-- start Records to use --

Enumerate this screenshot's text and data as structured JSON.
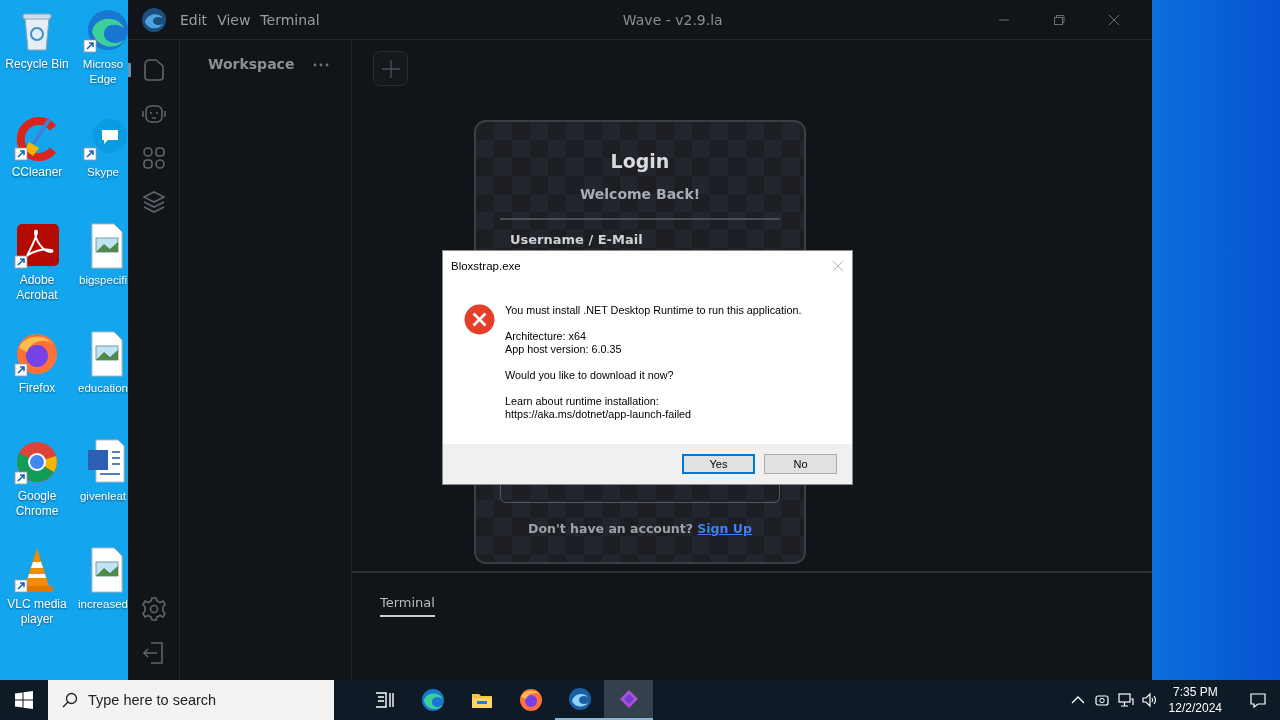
{
  "desktop": {
    "icons": [
      {
        "kind": "recycle",
        "label": "Recycle Bin",
        "shortcut": false
      },
      {
        "kind": "edge",
        "label": "Microso Edge",
        "shortcut": true
      },
      {
        "kind": "ccleaner",
        "label": "CCleaner",
        "shortcut": true
      },
      {
        "kind": "skype",
        "label": "Skype",
        "shortcut": true
      },
      {
        "kind": "acrobat",
        "label": "Adobe Acrobat",
        "shortcut": true
      },
      {
        "kind": "image",
        "label": "bigspecifi",
        "shortcut": false
      },
      {
        "kind": "firefox",
        "label": "Firefox",
        "shortcut": true
      },
      {
        "kind": "image",
        "label": "education",
        "shortcut": false
      },
      {
        "kind": "chrome",
        "label": "Google Chrome",
        "shortcut": true
      },
      {
        "kind": "word",
        "label": "givenleat",
        "shortcut": false
      },
      {
        "kind": "vlc",
        "label": "VLC media player",
        "shortcut": true
      },
      {
        "kind": "image",
        "label": "increased",
        "shortcut": false
      }
    ]
  },
  "window": {
    "title": "Wave - v2.9.la",
    "menu": [
      "Edit",
      "View",
      "Terminal"
    ],
    "activity": [
      {
        "kind": "folder",
        "selected": true
      },
      {
        "kind": "robot",
        "selected": false
      },
      {
        "kind": "apps",
        "selected": false
      },
      {
        "kind": "layers",
        "selected": false
      }
    ],
    "activity_bottom": [
      {
        "kind": "settings"
      },
      {
        "kind": "logout"
      }
    ],
    "workspace": {
      "title": "Workspace"
    },
    "login": {
      "title": "Login",
      "subtitle": "Welcome Back!",
      "field_label": "Username / E-Mail",
      "signup_prompt": "Don't have an account?",
      "signup_link": "Sign Up"
    },
    "panel_tabs": [
      {
        "label": "Terminal",
        "selected": true
      }
    ]
  },
  "dialog": {
    "title": "Bloxstrap.exe",
    "paragraphs": [
      {
        "lines": [
          "You must install .NET Desktop Runtime to run this application."
        ]
      },
      {
        "lines": [
          "Architecture: x64",
          "App host version: 6.0.35"
        ]
      },
      {
        "lines": [
          "Would you like to download it now?"
        ]
      },
      {
        "lines": [
          "Learn about runtime installation:",
          "https://aka.ms/dotnet/app-launch-failed"
        ]
      }
    ],
    "buttons": [
      {
        "label": "Yes",
        "default": true
      },
      {
        "label": "No",
        "default": false
      }
    ]
  },
  "taskbar": {
    "search": {
      "placeholder": "Type here to search"
    },
    "apps": [
      {
        "kind": "taskview",
        "running": false,
        "selected": false
      },
      {
        "kind": "edge",
        "running": false,
        "selected": false
      },
      {
        "kind": "explorer",
        "running": false,
        "selected": false
      },
      {
        "kind": "firefox",
        "running": false,
        "selected": false
      },
      {
        "kind": "wave",
        "running": true,
        "selected": false
      },
      {
        "kind": "bloxstrap",
        "running": true,
        "selected": true
      }
    ],
    "time": "7:35 PM",
    "date": "12/2/2024"
  }
}
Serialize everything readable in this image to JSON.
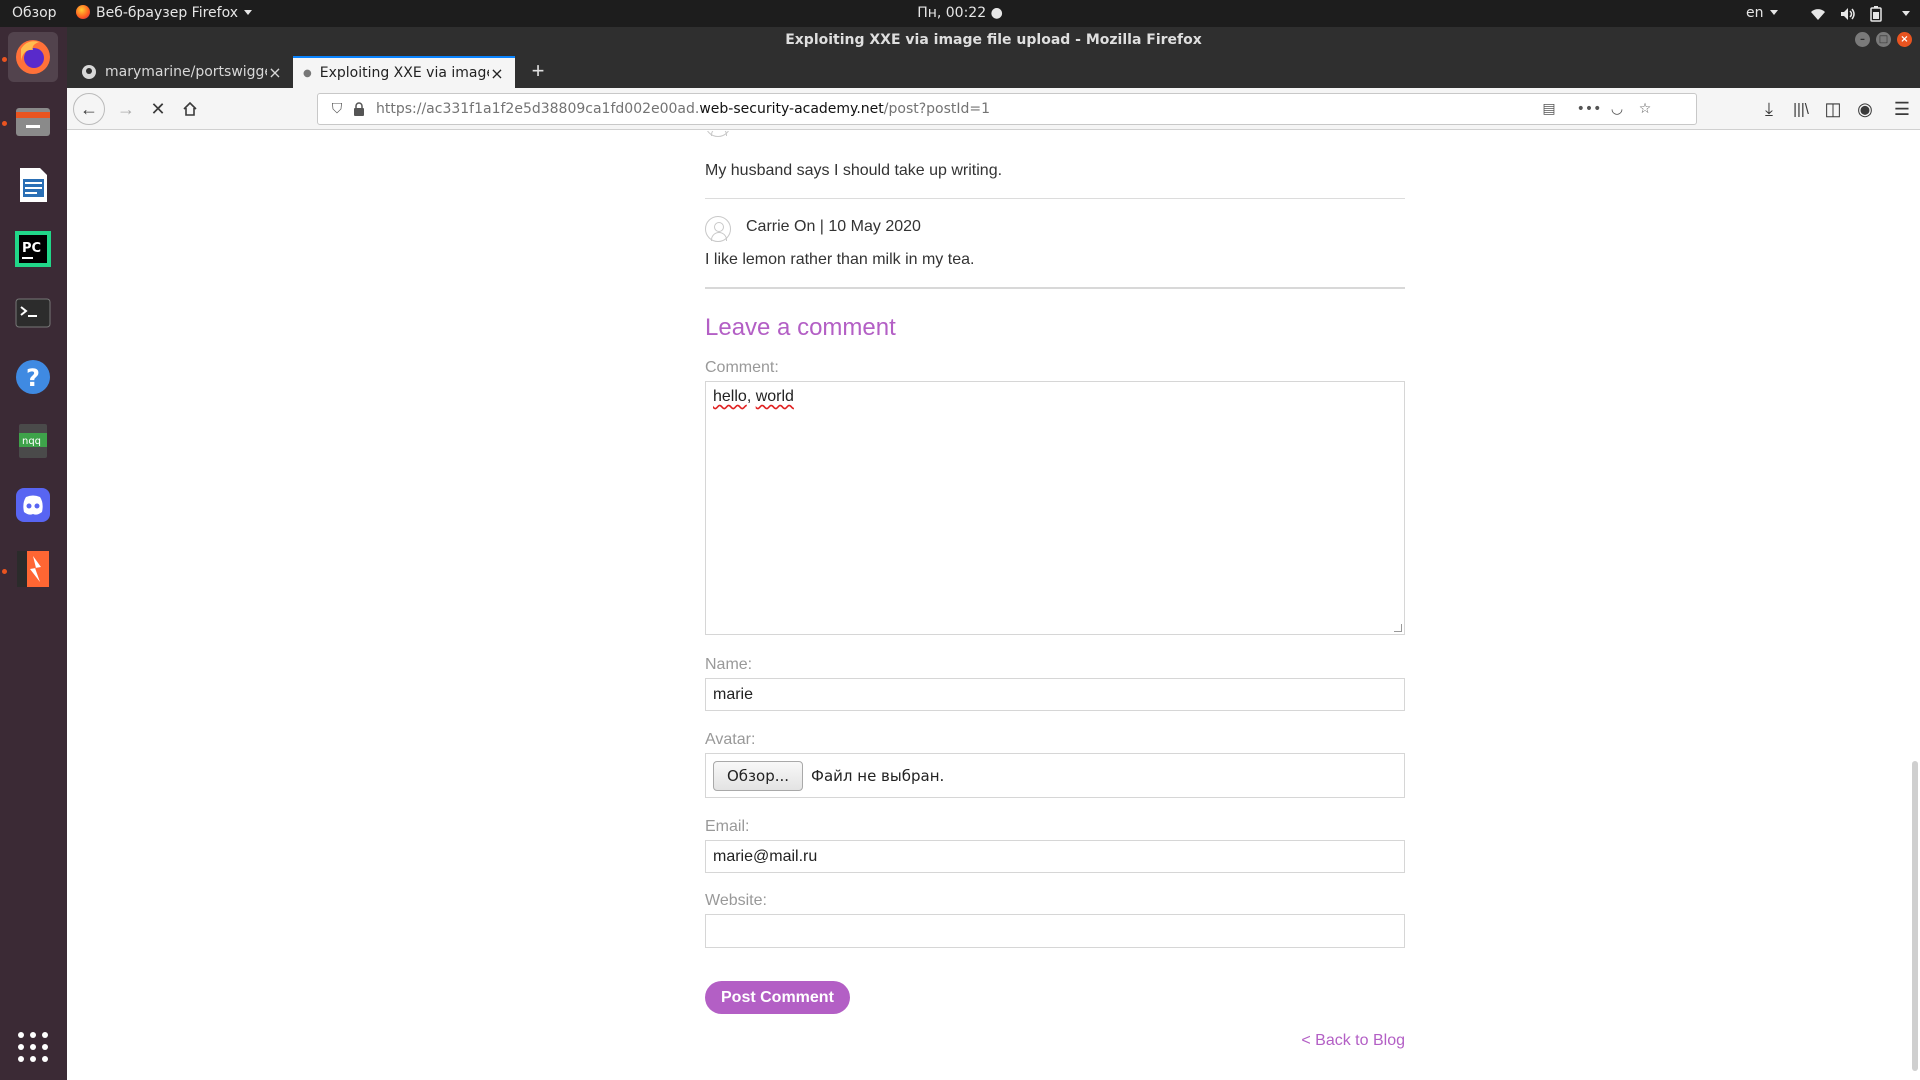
{
  "top_bar": {
    "activities": "Обзор",
    "app_menu": "Веб-браузер Firefox",
    "clock": "Пн, 00:22",
    "language": "en"
  },
  "window": {
    "title": "Exploiting XXE via image file upload - Mozilla Firefox"
  },
  "tabs": [
    {
      "title": "marymarine/portswigger"
    },
    {
      "title": "Exploiting XXE via image file upload"
    }
  ],
  "urlbar": {
    "prefix": "https://ac331f1a1f2e5d38809ca1fd002e00ad.",
    "host": "web-security-academy.net",
    "path": "/post?postId=1"
  },
  "comments": [
    {
      "text": "My husband says I should take up writing."
    },
    {
      "author_date": "Carrie On | 10 May 2020",
      "text": "I like lemon rather than milk in my tea."
    }
  ],
  "form": {
    "heading": "Leave a comment",
    "comment_label": "Comment:",
    "comment_value_1": "hello",
    "comment_value_sep": ", ",
    "comment_value_2": "world",
    "name_label": "Name:",
    "name_value": "marie",
    "avatar_label": "Avatar:",
    "browse_button": "Обзор...",
    "file_status": "Файл не выбран.",
    "email_label": "Email:",
    "email_value": "marie@mail.ru",
    "website_label": "Website:",
    "website_value": "",
    "submit": "Post Comment"
  },
  "back_link": "< Back to Blog",
  "colors": {
    "accent": "#b35fc5",
    "dock_bg": "#3b2a35",
    "ubuntu_orange": "#e95420"
  }
}
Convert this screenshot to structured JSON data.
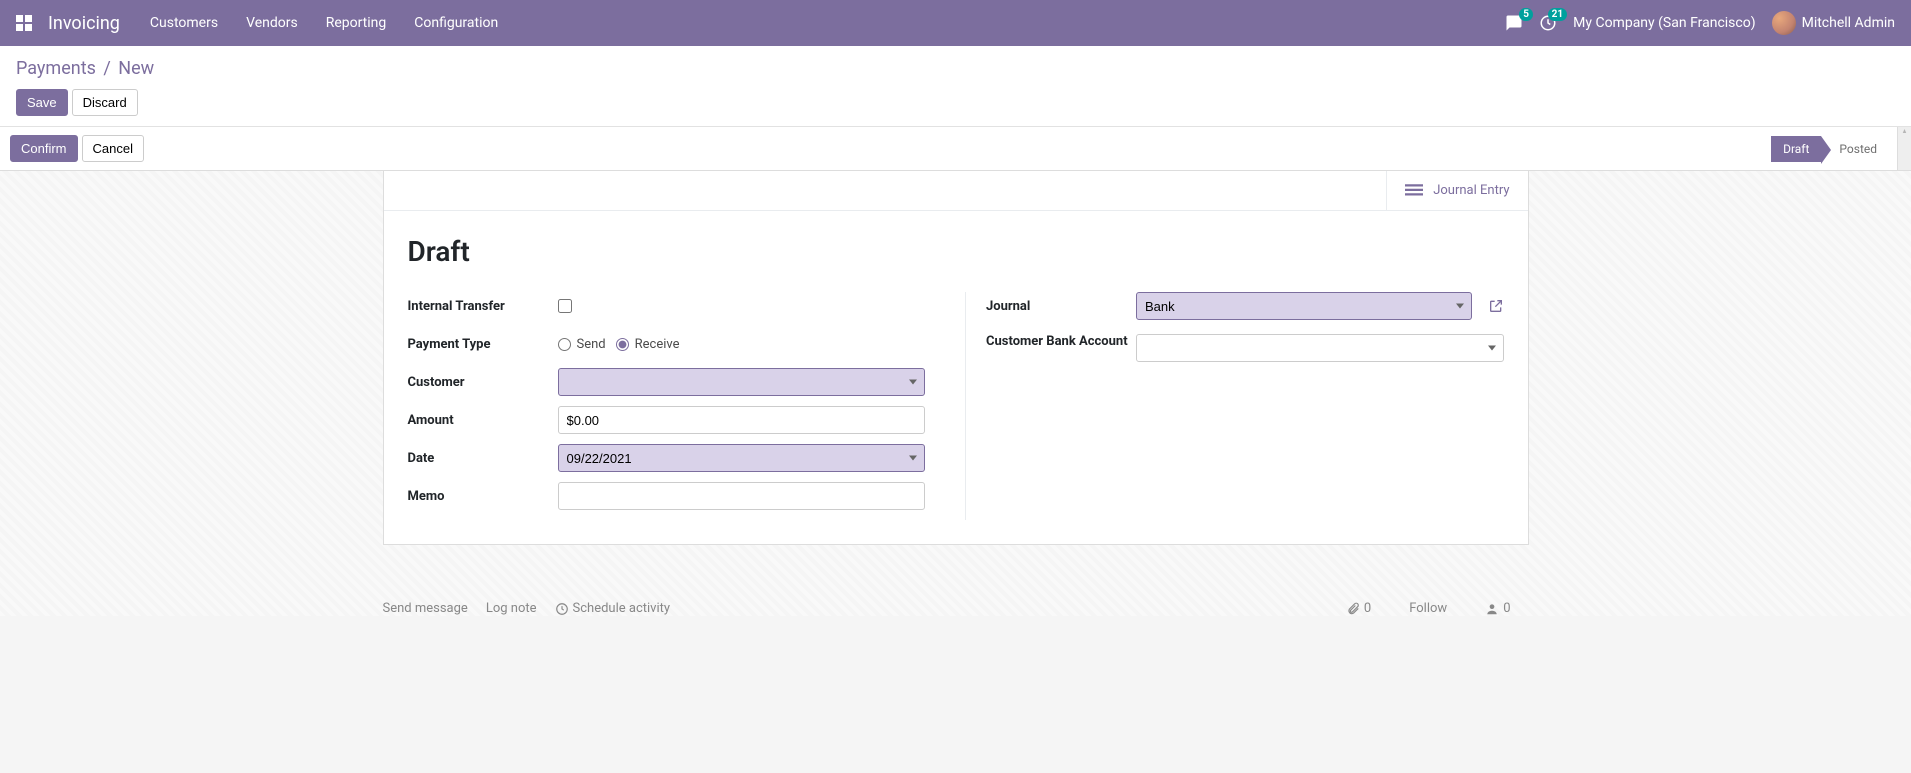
{
  "navbar": {
    "brand": "Invoicing",
    "menu": [
      "Customers",
      "Vendors",
      "Reporting",
      "Configuration"
    ],
    "messages_badge": "5",
    "activities_badge": "21",
    "company": "My Company (San Francisco)",
    "user": "Mitchell Admin"
  },
  "breadcrumb": {
    "root": "Payments",
    "current": "New"
  },
  "cp": {
    "save": "Save",
    "discard": "Discard"
  },
  "statusbar": {
    "confirm": "Confirm",
    "cancel": "Cancel",
    "stages": {
      "draft": "Draft",
      "posted": "Posted"
    }
  },
  "stat": {
    "journal_entry": "Journal Entry"
  },
  "title": "Draft",
  "left": {
    "internal_transfer_label": "Internal Transfer",
    "internal_transfer_checked": false,
    "payment_type_label": "Payment Type",
    "send": "Send",
    "receive": "Receive",
    "customer_label": "Customer",
    "customer_value": "",
    "amount_label": "Amount",
    "amount_value": "$0.00",
    "date_label": "Date",
    "date_value": "09/22/2021",
    "memo_label": "Memo",
    "memo_value": ""
  },
  "right": {
    "journal_label": "Journal",
    "journal_value": "Bank",
    "cust_bank_label": "Customer Bank Account",
    "cust_bank_value": ""
  },
  "chatter": {
    "send_message": "Send message",
    "log_note": "Log note",
    "schedule": "Schedule activity",
    "attach_count": "0",
    "follow": "Follow",
    "follower_count": "0"
  }
}
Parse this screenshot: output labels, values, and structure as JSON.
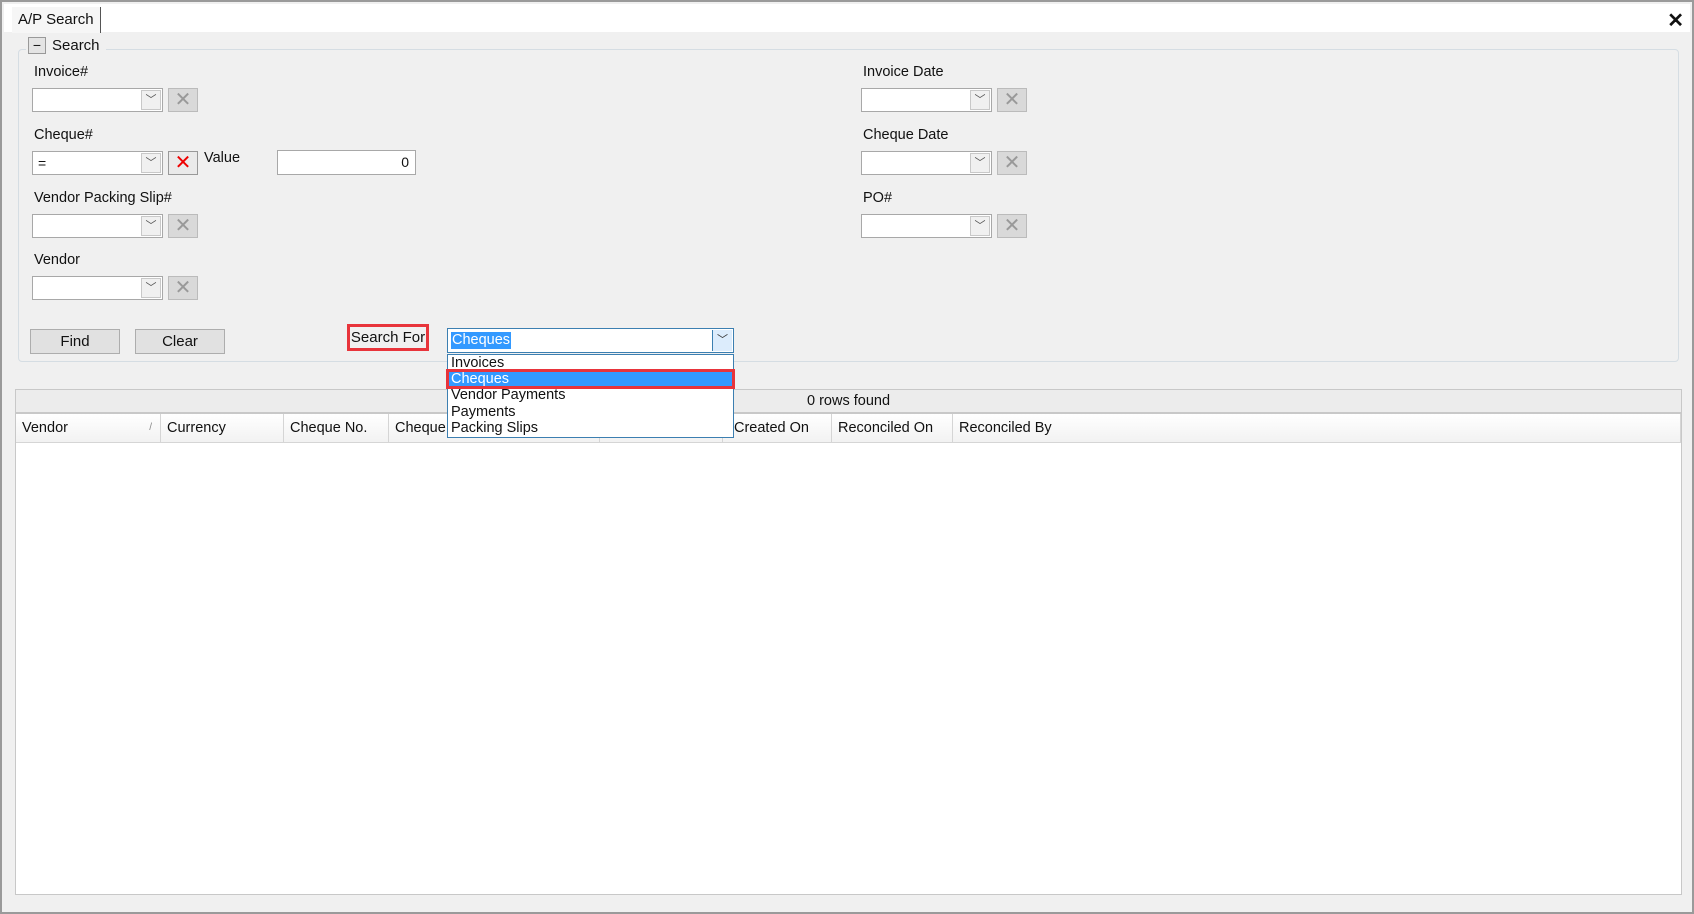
{
  "window": {
    "tab_title": "A/P Search",
    "close_icon": "close-icon"
  },
  "search_group": {
    "title": "Search",
    "collapse_icon": "minus-icon"
  },
  "fields": {
    "invoice": {
      "label": "Invoice#",
      "value": ""
    },
    "cheque": {
      "label": "Cheque#",
      "operator": "=",
      "value_label": "Value",
      "value": "0"
    },
    "packing_slip": {
      "label": "Vendor Packing Slip#",
      "value": ""
    },
    "vendor": {
      "label": "Vendor",
      "value": ""
    },
    "invoice_date": {
      "label": "Invoice Date",
      "value": ""
    },
    "cheque_date": {
      "label": "Cheque Date",
      "value": ""
    },
    "po": {
      "label": "PO#",
      "value": ""
    }
  },
  "buttons": {
    "find": "Find",
    "clear": "Clear"
  },
  "search_for": {
    "label": "Search For",
    "selected": "Cheques",
    "options": [
      "Invoices",
      "Cheques",
      "Vendor Payments",
      "Payments",
      "Packing Slips"
    ]
  },
  "status": "0 rows found",
  "grid": {
    "columns": [
      "Vendor",
      "Currency",
      "Cheque No.",
      "Cheque",
      "",
      "",
      "Created On",
      "Reconciled On",
      "Reconciled By"
    ],
    "sort_indicator": "/"
  },
  "colors": {
    "highlight_red": "#e8343b",
    "selection_blue": "#3399ff"
  }
}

-- end Records to use --

Challenge =
Using the listing above, work out how many of its lines include "structured", and give only the result.

Written response =
2